* [TO BE DONE]: Look through the data below and return each line where "lösningar" appears.

[Extracted records]

****

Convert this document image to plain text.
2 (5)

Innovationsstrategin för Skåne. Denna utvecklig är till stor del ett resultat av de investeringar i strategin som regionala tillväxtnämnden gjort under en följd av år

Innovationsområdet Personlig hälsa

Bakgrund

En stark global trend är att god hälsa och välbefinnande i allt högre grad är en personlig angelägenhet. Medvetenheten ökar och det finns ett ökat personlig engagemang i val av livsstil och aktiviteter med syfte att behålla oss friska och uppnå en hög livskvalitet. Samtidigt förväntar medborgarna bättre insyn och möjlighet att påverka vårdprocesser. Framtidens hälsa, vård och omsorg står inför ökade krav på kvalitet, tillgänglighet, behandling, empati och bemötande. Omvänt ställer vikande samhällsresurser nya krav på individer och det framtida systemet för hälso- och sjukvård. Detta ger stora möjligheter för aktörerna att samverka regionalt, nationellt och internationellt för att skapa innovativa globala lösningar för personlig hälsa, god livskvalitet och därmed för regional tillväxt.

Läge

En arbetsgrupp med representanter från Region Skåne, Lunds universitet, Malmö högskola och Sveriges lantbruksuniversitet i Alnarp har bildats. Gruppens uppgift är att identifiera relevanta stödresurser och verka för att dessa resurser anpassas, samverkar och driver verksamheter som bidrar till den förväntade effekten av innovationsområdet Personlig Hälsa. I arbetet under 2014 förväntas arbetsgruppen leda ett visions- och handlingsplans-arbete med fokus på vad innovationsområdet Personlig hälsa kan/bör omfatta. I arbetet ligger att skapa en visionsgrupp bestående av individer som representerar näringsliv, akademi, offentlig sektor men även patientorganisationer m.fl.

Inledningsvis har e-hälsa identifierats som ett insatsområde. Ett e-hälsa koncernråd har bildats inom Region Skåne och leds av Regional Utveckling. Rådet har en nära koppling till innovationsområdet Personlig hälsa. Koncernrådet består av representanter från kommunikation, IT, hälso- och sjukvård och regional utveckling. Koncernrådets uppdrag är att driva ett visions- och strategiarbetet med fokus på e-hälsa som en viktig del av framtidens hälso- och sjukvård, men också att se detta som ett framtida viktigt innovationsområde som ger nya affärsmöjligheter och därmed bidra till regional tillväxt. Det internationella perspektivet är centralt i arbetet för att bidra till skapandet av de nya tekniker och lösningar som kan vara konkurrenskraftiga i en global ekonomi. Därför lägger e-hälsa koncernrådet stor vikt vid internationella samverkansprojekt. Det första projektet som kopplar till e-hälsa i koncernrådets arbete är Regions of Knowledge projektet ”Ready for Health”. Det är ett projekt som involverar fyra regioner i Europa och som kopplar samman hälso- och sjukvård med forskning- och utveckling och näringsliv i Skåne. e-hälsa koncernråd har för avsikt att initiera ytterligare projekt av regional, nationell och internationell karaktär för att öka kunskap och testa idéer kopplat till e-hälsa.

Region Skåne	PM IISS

****

* [WRITTEN SOLUTION]:
En stark global trend är att god hälsa och välbefinnande i allt högre grad är en personlig angelägenhet. Medvetenheten ökar och det finns ett ökat personlig engagemang i val av livsstil och aktiviteter med syfte att behålla oss friska och uppnå en hög livskvalitet. Samtidigt förväntar medborgarna bättre insyn och möjlighet att påverka vårdprocesser. Framtidens hälsa, vård och omsorg står inför ökade krav på kvalitet, tillgänglighet, behandling, empati och bemötande. Omvänt ställer vikande samhällsresurser nya krav på individer och det framtida systemet för hälso- och sjukvård. Detta ger stora möjligheter för aktörerna att samverka regionalt, nationellt och internationellt för att skapa innovativa globala lösningar för personlig hälsa, god livskvalitet och därmed för regional tillväxt.
Inledningsvis har e-hälsa identifierats som ett insatsområde. Ett e-hälsa koncernråd har bildats inom Region Skåne och leds av Regional Utveckling. Rådet har en nära koppling till innovationsområdet Personlig hälsa. Koncernrådet består av representanter från kommunikation, IT, hälso- och sjukvård och regional utveckling. Koncernrådets uppdrag är att driva ett visions- och strategiarbetet med fokus på e-hälsa som en viktig del av framtidens hälso- och sjukvård, men också att se detta som ett framtida viktigt innovationsområde som ger nya affärsmöjligheter och därmed bidra till regional tillväxt. Det internationella perspektivet är centralt i arbetet för att bidra till skapandet av de nya tekniker och lösningar som kan vara konkurrenskraftiga i en global ekonomi. Därför lägger e-hälsa koncernrådet stor vikt vid internationella samverkansprojekt. Det första projektet som kopplar till e-hälsa i koncernrådets arbete är Regions of Knowledge projektet ”Ready for Health”. Det är ett projekt som involverar fyra regioner i Europa och som kopplar samman hälso- och sjukvård med forskning- och utveckling och näringsliv i Skåne. e-hälsa koncernråd har för avsikt att initiera ytterligare projekt av regional, nationell och internationell karaktär för att öka kunskap och testa idéer kopplat till e-hälsa.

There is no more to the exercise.